▸ Task objective: The lines to be extracted begin at the line containing "Extract all readable text from this page." and end at the last line of the data below; copy them exactly and leave out the pictures.

++++

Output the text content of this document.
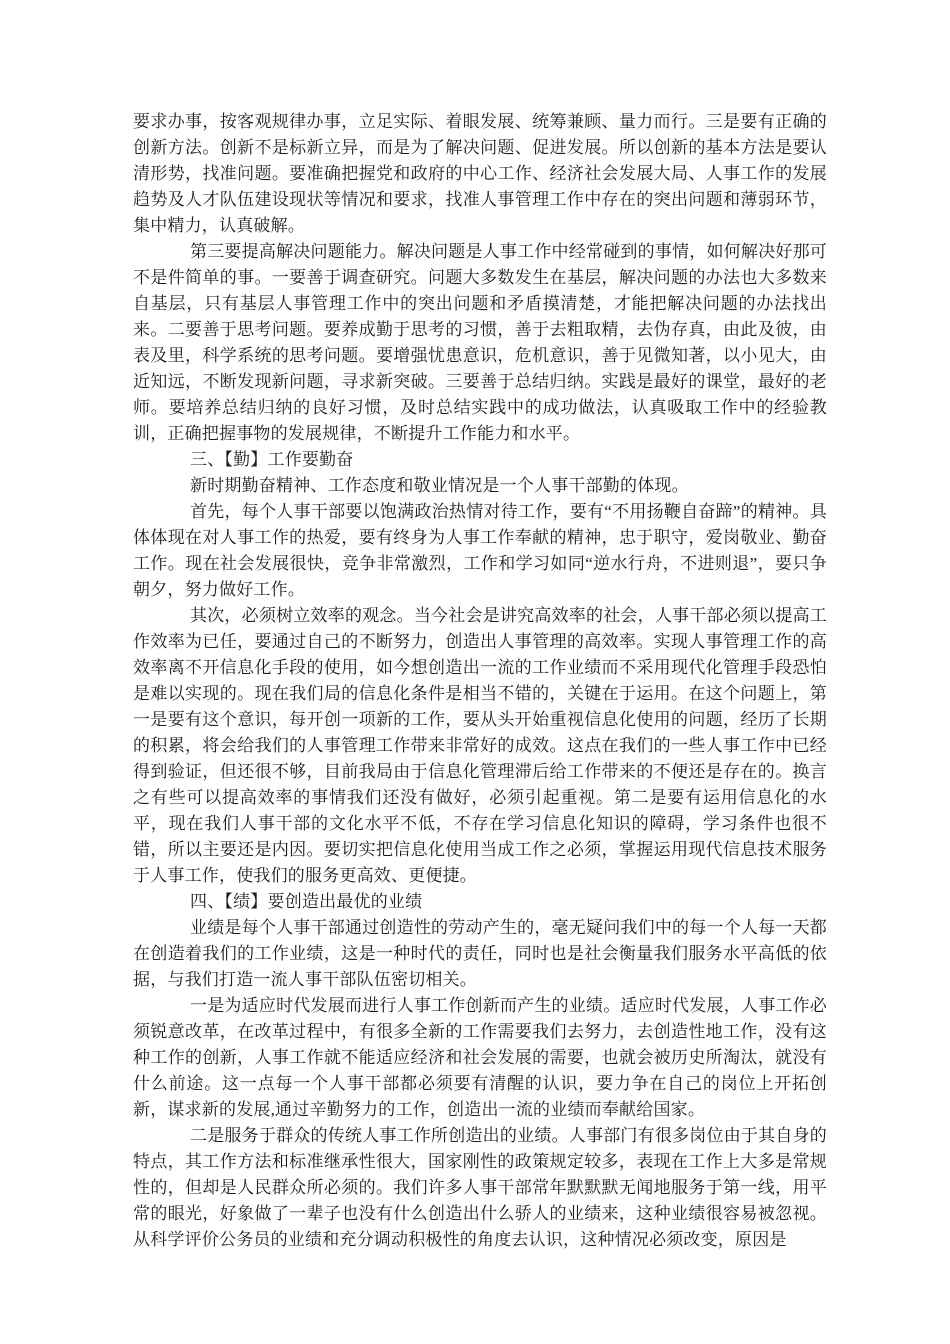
要求办事，按客观规律办事，立足实际、着眼发展、统筹兼顾、量力而行。三是要有正确的创新方法。创新不是标新立异，而是为了解决问题、促进发展。所以创新的基本方法是要认清形势，找准问题。要准确把握党和政府的中心工作、经济社会发展大局、人事工作的发展趋势及人才队伍建设现状等情况和要求，找准人事管理工作中存在的突出问题和薄弱环节，集中精力，认真破解。

第三要提高解决问题能力。解决问题是人事工作中经常碰到的事情，如何解决好那可不是件简单的事。一要善于调查研究。问题大多数发生在基层，解决问题的办法也大多数来自基层，只有基层人事管理工作中的突出问题和矛盾摸清楚，才能把解决问题的办法找出来。二要善于思考问题。要养成勤于思考的习惯，善于去粗取精，去伪存真，由此及彼，由表及里，科学系统的思考问题。要增强忧患意识，危机意识，善于见微知著，以小见大，由近知远，不断发现新问题，寻求新突破。三要善于总结归纳。实践是最好的课堂，最好的老师。要培养总结归纳的良好习惯，及时总结实践中的成功做法，认真吸取工作中的经验教训，正确把握事物的发展规律，不断提升工作能力和水平。

三、【勤】工作要勤奋

新时期勤奋精神、工作态度和敬业情况是一个人事干部勤的体现。

首先，每个人事干部要以饱满政治热情对待工作，要有“不用扬鞭自奋蹄”的精神。具体体现在对人事工作的热爱，要有终身为人事工作奉献的精神，忠于职守，爱岗敬业、勤奋工作。现在社会发展很快，竞争非常激烈，工作和学习如同“逆水行舟，不进则退”，要只争朝夕，努力做好工作。

其次，必须树立效率的观念。当今社会是讲究高效率的社会，人事干部必须以提高工作效率为已任，要通过自己的不断努力，创造出人事管理的高效率。实现人事管理工作的高效率离不开信息化手段的使用，如今想创造出一流的工作业绩而不采用现代化管理手段恐怕是难以实现的。现在我们局的信息化条件是相当不错的，关键在于运用。在这个问题上，第一是要有这个意识，每开创一项新的工作，要从头开始重视信息化使用的问题，经历了长期的积累，将会给我们的人事管理工作带来非常好的成效。这点在我们的一些人事工作中已经得到验证，但还很不够，目前我局由于信息化管理滞后给工作带来的不便还是存在的。换言之有些可以提高效率的事情我们还没有做好，必须引起重视。第二是要有运用信息化的水平，现在我们人事干部的文化水平不低，不存在学习信息化知识的障碍，学习条件也很不错，所以主要还是内因。要切实把信息化使用当成工作之必须，掌握运用现代信息技术服务于人事工作，使我们的服务更高效、更便捷。

四、【绩】要创造出最优的业绩

业绩是每个人事干部通过创造性的劳动产生的，毫无疑问我们中的每一个人每一天都在创造着我们的工作业绩，这是一种时代的责任，同时也是社会衡量我们服务水平高低的依据，与我们打造一流人事干部队伍密切相关。

一是为适应时代发展而进行人事工作创新而产生的业绩。适应时代发展，人事工作必须锐意改革，在改革过程中，有很多全新的工作需要我们去努力，去创造性地工作，没有这种工作的创新，人事工作就不能适应经济和社会发展的需要，也就会被历史所淘汰，就没有什么前途。这一点每一个人事干部都必须要有清醒的认识，要力争在自己的岗位上开拓创新，谋求新的发展,通过辛勤努力的工作，创造出一流的业绩而奉献给国家。

二是服务于群众的传统人事工作所创造出的业绩。人事部门有很多岗位由于其自身的特点，其工作方法和标准继承性很大，国家刚性的政策规定较多，表现在工作上大多是常规性的，但却是人民群众所必须的。我们许多人事干部常年默默默无闻地服务于第一线，用平常的眼光，好象做了一辈子也没有什么创造出什么骄人的业绩来，这种业绩很容易被忽视。从科学评价公务员的业绩和充分调动积极性的角度去认识，这种情况必须改变，原因是
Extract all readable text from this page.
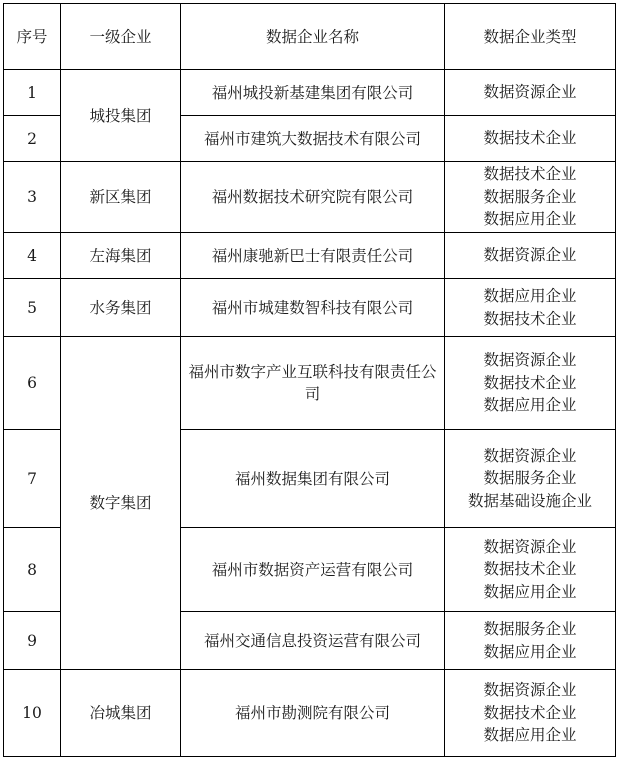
序号	一级企业	数据企业名称	数据企业类型
1	城投集团	福州城投新基建集团有限公司	数据资源企业

2		福州市建筑大数据技术有限公司	数据技术企业

3	新区集团	福州数据技术研究院有限公司	数据技术企业
数据服务企业
数据应用企业

4	左海集团	福州康驰新巴士有限责任公司	数据资源企业

5	水务集团	福州市城建数智科技有限公司	数据应用企业
数据技术企业

6	数字集团	福州市数字产业互联科技有限责任公司	数据资源企业
数据技术企业
数据应用企业

7		福州数据集团有限公司	数据资源企业
数据服务企业
数据基础设施企业

8		福州市数据资产运营有限公司	数据资源企业
数据技术企业
数据应用企业

9		福州交通信息投资运营有限公司	数据服务企业
数据应用企业

10	冶城集团	福州市勘测院有限公司	数据资源企业
数据技术企业
数据应用企业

++++

▸ Solution to the exercise:
Extract all readable text from this page.
序号	一级企业	数据企业名称	数据企业类型
1	城投集团	福州城投新基建集团有限公司	数据资源企业

2		福州市建筑大数据技术有限公司	数据技术企业

3	新区集团	福州数据技术研究院有限公司	数据技术企业
数据服务企业
数据应用企业

4	左海集团	福州康驰新巴士有限责任公司	数据资源企业

5	水务集团	福州市城建数智科技有限公司	数据应用企业
数据技术企业

6	数字集团	福州市数字产业互联科技有限责任公司	数据资源企业
数据技术企业
数据应用企业

7		福州数据集团有限公司	数据资源企业
数据服务企业
数据基础设施企业

8		福州市数据资产运营有限公司	数据资源企业
数据技术企业
数据应用企业

9		福州交通信息投资运营有限公司	数据服务企业
数据应用企业

10	冶城集团	福州市勘测院有限公司	数据资源企业
数据技术企业
数据应用企业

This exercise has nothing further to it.